(Spatial layout records)
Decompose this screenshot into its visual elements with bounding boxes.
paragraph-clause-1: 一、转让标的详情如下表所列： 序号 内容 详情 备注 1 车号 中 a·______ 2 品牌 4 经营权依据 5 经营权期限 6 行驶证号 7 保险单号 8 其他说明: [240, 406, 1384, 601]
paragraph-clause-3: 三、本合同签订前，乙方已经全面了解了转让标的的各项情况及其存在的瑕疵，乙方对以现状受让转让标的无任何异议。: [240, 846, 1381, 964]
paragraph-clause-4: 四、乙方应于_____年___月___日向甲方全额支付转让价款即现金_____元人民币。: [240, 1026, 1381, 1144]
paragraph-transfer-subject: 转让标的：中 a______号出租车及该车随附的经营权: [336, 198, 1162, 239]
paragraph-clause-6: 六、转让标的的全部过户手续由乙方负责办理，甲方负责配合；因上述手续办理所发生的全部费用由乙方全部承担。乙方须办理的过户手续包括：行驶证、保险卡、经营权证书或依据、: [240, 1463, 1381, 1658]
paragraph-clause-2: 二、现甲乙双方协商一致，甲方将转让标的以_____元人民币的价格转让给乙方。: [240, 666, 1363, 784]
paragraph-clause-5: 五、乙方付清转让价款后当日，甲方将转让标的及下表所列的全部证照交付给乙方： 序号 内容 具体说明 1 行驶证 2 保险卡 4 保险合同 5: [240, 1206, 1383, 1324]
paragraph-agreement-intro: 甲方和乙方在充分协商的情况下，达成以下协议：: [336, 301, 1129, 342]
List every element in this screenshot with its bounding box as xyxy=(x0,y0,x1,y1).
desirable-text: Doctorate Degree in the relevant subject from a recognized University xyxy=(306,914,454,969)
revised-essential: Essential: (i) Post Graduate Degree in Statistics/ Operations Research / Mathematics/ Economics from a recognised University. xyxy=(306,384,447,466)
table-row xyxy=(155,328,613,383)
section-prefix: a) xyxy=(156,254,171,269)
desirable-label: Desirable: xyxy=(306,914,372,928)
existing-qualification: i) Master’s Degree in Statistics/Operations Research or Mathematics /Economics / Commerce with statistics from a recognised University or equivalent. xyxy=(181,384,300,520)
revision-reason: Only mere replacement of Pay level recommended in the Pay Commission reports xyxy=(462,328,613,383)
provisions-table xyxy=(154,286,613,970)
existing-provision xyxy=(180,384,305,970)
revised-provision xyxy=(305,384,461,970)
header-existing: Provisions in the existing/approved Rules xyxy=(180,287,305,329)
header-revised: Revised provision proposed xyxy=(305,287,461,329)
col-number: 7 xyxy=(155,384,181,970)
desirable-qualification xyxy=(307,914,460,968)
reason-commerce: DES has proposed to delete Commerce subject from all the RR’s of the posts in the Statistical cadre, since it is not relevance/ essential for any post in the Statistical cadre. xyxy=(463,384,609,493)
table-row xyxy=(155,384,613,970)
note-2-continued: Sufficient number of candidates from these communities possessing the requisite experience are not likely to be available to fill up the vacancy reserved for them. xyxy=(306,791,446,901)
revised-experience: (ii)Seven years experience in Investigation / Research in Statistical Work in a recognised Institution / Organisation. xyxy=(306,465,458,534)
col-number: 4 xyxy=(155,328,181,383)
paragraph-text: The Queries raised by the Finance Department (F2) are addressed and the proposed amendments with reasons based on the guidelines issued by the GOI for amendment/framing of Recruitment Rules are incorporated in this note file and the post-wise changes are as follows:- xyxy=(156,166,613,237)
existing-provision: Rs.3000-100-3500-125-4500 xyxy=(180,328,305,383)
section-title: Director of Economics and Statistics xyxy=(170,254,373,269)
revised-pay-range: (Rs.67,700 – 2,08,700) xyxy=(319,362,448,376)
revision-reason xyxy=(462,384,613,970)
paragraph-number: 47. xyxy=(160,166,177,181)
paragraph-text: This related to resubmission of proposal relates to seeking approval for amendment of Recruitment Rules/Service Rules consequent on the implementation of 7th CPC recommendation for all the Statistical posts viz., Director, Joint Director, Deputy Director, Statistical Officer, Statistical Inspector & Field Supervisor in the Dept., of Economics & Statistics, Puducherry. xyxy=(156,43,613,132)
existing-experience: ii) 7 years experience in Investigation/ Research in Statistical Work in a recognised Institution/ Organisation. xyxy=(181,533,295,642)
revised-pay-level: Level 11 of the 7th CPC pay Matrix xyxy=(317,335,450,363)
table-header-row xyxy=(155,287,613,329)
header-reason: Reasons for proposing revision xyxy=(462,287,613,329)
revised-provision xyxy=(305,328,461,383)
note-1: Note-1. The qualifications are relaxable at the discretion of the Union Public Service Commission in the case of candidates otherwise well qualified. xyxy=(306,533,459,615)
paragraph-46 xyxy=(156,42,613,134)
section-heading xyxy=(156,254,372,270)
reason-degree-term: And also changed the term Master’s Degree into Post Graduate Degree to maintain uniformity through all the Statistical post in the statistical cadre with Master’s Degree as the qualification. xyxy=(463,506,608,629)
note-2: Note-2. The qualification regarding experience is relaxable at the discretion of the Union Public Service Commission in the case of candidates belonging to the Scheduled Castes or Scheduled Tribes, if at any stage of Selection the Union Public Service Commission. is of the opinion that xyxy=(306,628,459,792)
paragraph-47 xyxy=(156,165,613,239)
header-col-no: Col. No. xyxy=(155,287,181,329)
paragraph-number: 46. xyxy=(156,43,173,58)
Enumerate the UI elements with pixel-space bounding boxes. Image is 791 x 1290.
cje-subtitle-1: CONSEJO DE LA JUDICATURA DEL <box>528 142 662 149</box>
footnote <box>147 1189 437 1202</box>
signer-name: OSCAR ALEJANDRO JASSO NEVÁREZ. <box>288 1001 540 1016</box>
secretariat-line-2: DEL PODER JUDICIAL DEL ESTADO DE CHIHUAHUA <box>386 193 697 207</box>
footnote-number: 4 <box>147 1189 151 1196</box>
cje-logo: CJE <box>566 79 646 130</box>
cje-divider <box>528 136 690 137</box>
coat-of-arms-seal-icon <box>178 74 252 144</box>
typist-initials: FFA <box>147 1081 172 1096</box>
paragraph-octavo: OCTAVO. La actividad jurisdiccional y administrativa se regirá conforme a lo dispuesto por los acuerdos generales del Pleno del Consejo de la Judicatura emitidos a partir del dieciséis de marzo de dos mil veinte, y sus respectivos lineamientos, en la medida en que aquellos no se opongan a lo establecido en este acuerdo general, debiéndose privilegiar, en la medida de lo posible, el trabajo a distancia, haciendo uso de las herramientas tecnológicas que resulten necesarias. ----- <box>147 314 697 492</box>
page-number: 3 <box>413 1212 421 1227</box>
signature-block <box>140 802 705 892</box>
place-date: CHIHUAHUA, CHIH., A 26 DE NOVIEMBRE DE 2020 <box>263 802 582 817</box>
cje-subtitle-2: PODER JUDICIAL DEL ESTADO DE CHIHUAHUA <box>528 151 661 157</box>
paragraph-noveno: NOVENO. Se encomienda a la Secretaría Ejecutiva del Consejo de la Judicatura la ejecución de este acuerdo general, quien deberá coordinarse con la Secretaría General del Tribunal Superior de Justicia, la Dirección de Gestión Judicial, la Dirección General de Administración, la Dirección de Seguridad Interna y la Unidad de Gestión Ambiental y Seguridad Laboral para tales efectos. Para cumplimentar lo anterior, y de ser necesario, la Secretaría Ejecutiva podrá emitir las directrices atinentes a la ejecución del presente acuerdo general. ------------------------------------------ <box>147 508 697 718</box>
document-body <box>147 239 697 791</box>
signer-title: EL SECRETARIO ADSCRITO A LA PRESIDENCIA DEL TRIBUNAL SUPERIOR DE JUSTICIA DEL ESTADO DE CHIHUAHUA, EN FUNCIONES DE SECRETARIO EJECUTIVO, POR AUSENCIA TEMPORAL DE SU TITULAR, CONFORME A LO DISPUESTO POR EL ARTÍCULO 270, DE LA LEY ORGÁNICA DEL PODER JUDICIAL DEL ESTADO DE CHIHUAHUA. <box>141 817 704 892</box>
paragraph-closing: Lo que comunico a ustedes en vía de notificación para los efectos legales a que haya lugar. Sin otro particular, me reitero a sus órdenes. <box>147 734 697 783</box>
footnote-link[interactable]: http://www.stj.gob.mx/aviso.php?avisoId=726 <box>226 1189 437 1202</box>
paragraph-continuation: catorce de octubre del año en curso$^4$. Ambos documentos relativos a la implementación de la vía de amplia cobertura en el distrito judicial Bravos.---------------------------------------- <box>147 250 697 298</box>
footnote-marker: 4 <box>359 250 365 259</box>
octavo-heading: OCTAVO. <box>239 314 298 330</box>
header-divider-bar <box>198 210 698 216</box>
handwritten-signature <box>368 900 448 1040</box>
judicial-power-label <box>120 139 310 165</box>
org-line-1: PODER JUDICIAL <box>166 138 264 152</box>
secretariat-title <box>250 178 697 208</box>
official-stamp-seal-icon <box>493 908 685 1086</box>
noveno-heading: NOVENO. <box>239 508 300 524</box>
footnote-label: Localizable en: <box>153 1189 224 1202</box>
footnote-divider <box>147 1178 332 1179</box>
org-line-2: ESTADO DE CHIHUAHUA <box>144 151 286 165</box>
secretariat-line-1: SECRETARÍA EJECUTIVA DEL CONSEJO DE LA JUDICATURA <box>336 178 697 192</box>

Exercise: Can you copy out the records above word for word, starting from the first line and ending with the line that contains "301, 1129, 342]"?

Finished answer:
Decompose this screenshot into its visual elements with bounding boxes.
paragraph-clause-1: 一、转让标的详情如下表所列： 序号 内容 详情 备注 1 车号 中 a·______ 2 品牌 4 经营权依据 5 经营权期限 6 行驶证号 7 保险单号 8 其他说明: [240, 406, 1384, 601]
paragraph-clause-3: 三、本合同签订前，乙方已经全面了解了转让标的的各项情况及其存在的瑕疵，乙方对以现状受让转让标的无任何异议。: [240, 846, 1381, 964]
paragraph-clause-4: 四、乙方应于_____年___月___日向甲方全额支付转让价款即现金_____元人民币。: [240, 1026, 1381, 1144]
paragraph-transfer-subject: 转让标的：中 a______号出租车及该车随附的经营权: [336, 198, 1162, 239]
paragraph-clause-6: 六、转让标的的全部过户手续由乙方负责办理，甲方负责配合；因上述手续办理所发生的全部费用由乙方全部承担。乙方须办理的过户手续包括：行驶证、保险卡、经营权证书或依据、: [240, 1463, 1381, 1658]
paragraph-clause-2: 二、现甲乙双方协商一致，甲方将转让标的以_____元人民币的价格转让给乙方。: [240, 666, 1363, 784]
paragraph-clause-5: 五、乙方付清转让价款后当日，甲方将转让标的及下表所列的全部证照交付给乙方： 序号 内容 具体说明 1 行驶证 2 保险卡 4 保险合同 5: [240, 1206, 1383, 1324]
paragraph-agreement-intro: 甲方和乙方在充分协商的情况下，达成以下协议：: [336, 301, 1129, 342]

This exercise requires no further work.